— Begin MATERIAL —

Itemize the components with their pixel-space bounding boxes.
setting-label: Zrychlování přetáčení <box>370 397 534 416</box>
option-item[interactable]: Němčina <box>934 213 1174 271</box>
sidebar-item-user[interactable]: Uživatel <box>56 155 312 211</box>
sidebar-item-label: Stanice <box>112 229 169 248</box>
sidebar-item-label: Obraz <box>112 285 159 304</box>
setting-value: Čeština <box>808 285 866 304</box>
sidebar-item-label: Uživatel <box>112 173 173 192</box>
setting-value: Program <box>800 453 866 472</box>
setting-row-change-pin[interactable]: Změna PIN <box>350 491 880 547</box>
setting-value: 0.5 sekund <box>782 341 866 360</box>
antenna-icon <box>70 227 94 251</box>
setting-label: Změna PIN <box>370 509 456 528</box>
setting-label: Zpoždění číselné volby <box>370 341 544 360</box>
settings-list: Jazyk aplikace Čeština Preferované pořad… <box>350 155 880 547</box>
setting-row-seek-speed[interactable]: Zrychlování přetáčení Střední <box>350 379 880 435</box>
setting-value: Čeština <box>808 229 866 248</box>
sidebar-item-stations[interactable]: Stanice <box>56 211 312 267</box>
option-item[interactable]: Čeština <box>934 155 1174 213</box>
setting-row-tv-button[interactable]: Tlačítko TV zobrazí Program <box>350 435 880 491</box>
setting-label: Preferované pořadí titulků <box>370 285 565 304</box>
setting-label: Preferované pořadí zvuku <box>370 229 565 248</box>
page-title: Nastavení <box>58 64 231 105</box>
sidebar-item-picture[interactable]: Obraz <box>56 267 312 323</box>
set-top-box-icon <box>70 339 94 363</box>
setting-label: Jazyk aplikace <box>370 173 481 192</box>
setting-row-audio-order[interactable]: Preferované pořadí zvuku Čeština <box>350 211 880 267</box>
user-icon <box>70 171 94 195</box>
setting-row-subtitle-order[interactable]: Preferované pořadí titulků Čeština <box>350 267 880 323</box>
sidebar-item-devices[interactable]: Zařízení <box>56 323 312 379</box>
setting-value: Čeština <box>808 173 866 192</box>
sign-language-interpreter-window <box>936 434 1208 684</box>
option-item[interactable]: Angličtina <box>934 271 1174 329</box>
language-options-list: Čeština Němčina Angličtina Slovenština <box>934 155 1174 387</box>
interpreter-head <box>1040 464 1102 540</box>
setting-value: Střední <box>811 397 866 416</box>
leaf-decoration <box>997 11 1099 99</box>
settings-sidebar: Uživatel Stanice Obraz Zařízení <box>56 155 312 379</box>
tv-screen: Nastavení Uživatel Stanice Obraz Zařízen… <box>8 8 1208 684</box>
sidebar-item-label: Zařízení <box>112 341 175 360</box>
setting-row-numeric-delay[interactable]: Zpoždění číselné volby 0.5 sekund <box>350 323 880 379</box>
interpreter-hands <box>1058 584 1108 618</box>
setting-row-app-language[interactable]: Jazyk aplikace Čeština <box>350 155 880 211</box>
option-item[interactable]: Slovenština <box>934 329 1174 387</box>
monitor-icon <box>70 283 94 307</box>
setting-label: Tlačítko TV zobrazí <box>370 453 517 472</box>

— End MATERIAL —

**EXERCISE DESCRIPTION**
Return all of the material above, line for line, without changing anything.

**SOLUTION TO THIS PROBLEM**
Itemize the components with their pixel-space bounding boxes.
setting-label: Zrychlování přetáčení <box>370 397 534 416</box>
option-item[interactable]: Němčina <box>934 213 1174 271</box>
sidebar-item-user[interactable]: Uživatel <box>56 155 312 211</box>
sidebar-item-label: Stanice <box>112 229 169 248</box>
sidebar-item-label: Obraz <box>112 285 159 304</box>
setting-value: Čeština <box>808 285 866 304</box>
sidebar-item-label: Uživatel <box>112 173 173 192</box>
setting-value: Program <box>800 453 866 472</box>
setting-row-change-pin[interactable]: Změna PIN <box>350 491 880 547</box>
setting-value: 0.5 sekund <box>782 341 866 360</box>
antenna-icon <box>70 227 94 251</box>
setting-label: Změna PIN <box>370 509 456 528</box>
setting-label: Zpoždění číselné volby <box>370 341 544 360</box>
settings-list: Jazyk aplikace Čeština Preferované pořad… <box>350 155 880 547</box>
setting-row-seek-speed[interactable]: Zrychlování přetáčení Střední <box>350 379 880 435</box>
setting-value: Čeština <box>808 229 866 248</box>
sidebar-item-stations[interactable]: Stanice <box>56 211 312 267</box>
option-item[interactable]: Čeština <box>934 155 1174 213</box>
setting-row-tv-button[interactable]: Tlačítko TV zobrazí Program <box>350 435 880 491</box>
setting-label: Preferované pořadí titulků <box>370 285 565 304</box>
setting-label: Preferované pořadí zvuku <box>370 229 565 248</box>
page-title: Nastavení <box>58 64 231 105</box>
sidebar-item-picture[interactable]: Obraz <box>56 267 312 323</box>
set-top-box-icon <box>70 339 94 363</box>
setting-label: Jazyk aplikace <box>370 173 481 192</box>
setting-row-audio-order[interactable]: Preferované pořadí zvuku Čeština <box>350 211 880 267</box>
user-icon <box>70 171 94 195</box>
setting-row-subtitle-order[interactable]: Preferované pořadí titulků Čeština <box>350 267 880 323</box>
sidebar-item-devices[interactable]: Zařízení <box>56 323 312 379</box>
setting-value: Čeština <box>808 173 866 192</box>
sign-language-interpreter-window <box>936 434 1208 684</box>
option-item[interactable]: Angličtina <box>934 271 1174 329</box>
language-options-list: Čeština Němčina Angličtina Slovenština <box>934 155 1174 387</box>
interpreter-head <box>1040 464 1102 540</box>
setting-value: Střední <box>811 397 866 416</box>
leaf-decoration <box>997 11 1099 99</box>
settings-sidebar: Uživatel Stanice Obraz Zařízení <box>56 155 312 379</box>
tv-screen: Nastavení Uživatel Stanice Obraz Zařízen… <box>8 8 1208 684</box>
sidebar-item-label: Zařízení <box>112 341 175 360</box>
setting-row-numeric-delay[interactable]: Zpoždění číselné volby 0.5 sekund <box>350 323 880 379</box>
interpreter-hands <box>1058 584 1108 618</box>
setting-row-app-language[interactable]: Jazyk aplikace Čeština <box>350 155 880 211</box>
option-item[interactable]: Slovenština <box>934 329 1174 387</box>
monitor-icon <box>70 283 94 307</box>
setting-label: Tlačítko TV zobrazí <box>370 453 517 472</box>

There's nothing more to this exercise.